What to work on –
**1)** Return the part of the passage on Atmel's secure microcontrollers that begins at the words "Tampering Resistance" and stops after "confidentiality being compromised.", copied word for word.
**2)** State yes or no for whether the passage on Atmel's secure microcontrollers agrees with each statement, and quote the deciding words exactly: (a) the AT90SC and AT91SC families let the implementer develop their own on-chip application; (b) proprietary algorithms are deemed safer than the standard algorithms in the AT98SC firmware; (c) the chips can destroy sensitive data when they detect tampering attempts.

Given passage –
* * * *

Atmel’s secure products will advantageously replace complex and expensive proprietary anti-tampering protection system. Their advantages include low cost, ease of integration, higher security,
proven technology.
Three secure microcontroller families are available: AT90SC, AT91SC and AT98SC. The AT90SC
and AT91SC are “open” solutions where the implementer can develop their own on-chip application using available Atmel software libraries. Beyond this, the AT98SC family chips feature
comprehensive embedded firmware that provides standard, public domain-proven cryptographic
algorithms. This is deemed safer than using proprietary algorithms, since their strengths or weaknesses are well studied by the scientific community. The AT98SC will be further described later in
this paper.
Tampering Resistance
AT9xSC microcontrollers are designed to keep contents secure and avoid leaking information during code execution. While on regular CPUs, measuring current consumption, radio emissions and
other side channels attacks may give precious information on the processed data or allow the
manipulation of the data. Atmel’s secure microcontrollers’ security features include voltage, frequency and temperature detectors, illegal code execution prevention, tampering monitors and
protection against side channel attacks and probing. The chips can detect tampering attempts and
destroy sensitive data on such events, thus avoiding data confidentiality being compromised.

* * * *

Supplied material –

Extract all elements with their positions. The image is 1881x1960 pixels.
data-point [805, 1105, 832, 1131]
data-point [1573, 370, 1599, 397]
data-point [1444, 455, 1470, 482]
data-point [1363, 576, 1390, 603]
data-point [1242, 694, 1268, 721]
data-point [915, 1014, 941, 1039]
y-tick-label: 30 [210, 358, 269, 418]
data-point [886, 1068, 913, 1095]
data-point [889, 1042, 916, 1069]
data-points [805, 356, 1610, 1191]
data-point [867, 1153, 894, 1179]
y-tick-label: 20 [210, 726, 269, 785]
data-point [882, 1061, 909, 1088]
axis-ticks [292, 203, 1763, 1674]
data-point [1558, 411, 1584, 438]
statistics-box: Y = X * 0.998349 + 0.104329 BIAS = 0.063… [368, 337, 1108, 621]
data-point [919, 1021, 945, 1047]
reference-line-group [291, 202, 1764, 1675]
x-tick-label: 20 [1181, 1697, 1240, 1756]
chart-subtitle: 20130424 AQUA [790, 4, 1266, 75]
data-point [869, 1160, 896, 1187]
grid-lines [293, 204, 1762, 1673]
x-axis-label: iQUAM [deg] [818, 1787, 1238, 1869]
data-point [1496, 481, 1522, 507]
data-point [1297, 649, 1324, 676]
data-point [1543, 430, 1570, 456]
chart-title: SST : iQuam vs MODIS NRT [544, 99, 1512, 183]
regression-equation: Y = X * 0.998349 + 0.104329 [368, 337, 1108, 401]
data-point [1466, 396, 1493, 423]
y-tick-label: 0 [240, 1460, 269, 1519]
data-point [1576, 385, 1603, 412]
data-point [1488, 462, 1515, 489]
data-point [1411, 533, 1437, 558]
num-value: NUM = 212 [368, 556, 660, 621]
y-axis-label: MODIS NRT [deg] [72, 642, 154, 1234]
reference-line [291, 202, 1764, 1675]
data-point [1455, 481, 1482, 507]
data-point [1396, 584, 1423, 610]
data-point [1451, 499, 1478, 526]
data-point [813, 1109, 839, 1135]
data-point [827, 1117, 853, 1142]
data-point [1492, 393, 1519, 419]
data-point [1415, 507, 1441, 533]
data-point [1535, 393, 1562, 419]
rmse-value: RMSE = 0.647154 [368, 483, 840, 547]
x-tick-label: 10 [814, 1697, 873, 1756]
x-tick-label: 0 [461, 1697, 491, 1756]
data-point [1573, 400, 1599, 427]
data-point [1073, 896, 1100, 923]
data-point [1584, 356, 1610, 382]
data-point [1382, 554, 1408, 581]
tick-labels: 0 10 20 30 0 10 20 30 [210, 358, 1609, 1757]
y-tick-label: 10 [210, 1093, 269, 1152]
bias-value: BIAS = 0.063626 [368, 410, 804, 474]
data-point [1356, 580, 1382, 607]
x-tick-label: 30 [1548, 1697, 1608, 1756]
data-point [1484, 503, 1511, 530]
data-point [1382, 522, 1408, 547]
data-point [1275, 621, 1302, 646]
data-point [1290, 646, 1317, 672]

* * * *

Answers to the exercise –
**1)**
Tampering Resistance
AT9xSC microcontrollers are designed to keep contents secure and avoid leaking information during code execution. While on regular CPUs, measuring current consumption, radio emissions and
other side channels attacks may give precious information on the processed data or allow the
manipulation of the data. Atmel’s secure microcontrollers’ security features include voltage, frequency and temperature detectors, illegal code execution prevention, tampering monitors and
protection against side channel attacks and probing. The chips can detect tampering attempts and
destroy sensitive data on such events, thus avoiding data confidentiality being compromised.

**2)**
(a) Yes: "The AT90SC and AT91SC are “open” solutions where the implementer can develop their own on-chip application"
(b) No: "This is deemed safer than using proprietary algorithms"
(c) Yes: "The chips can detect tampering attempts and destroy sensitive data on such events"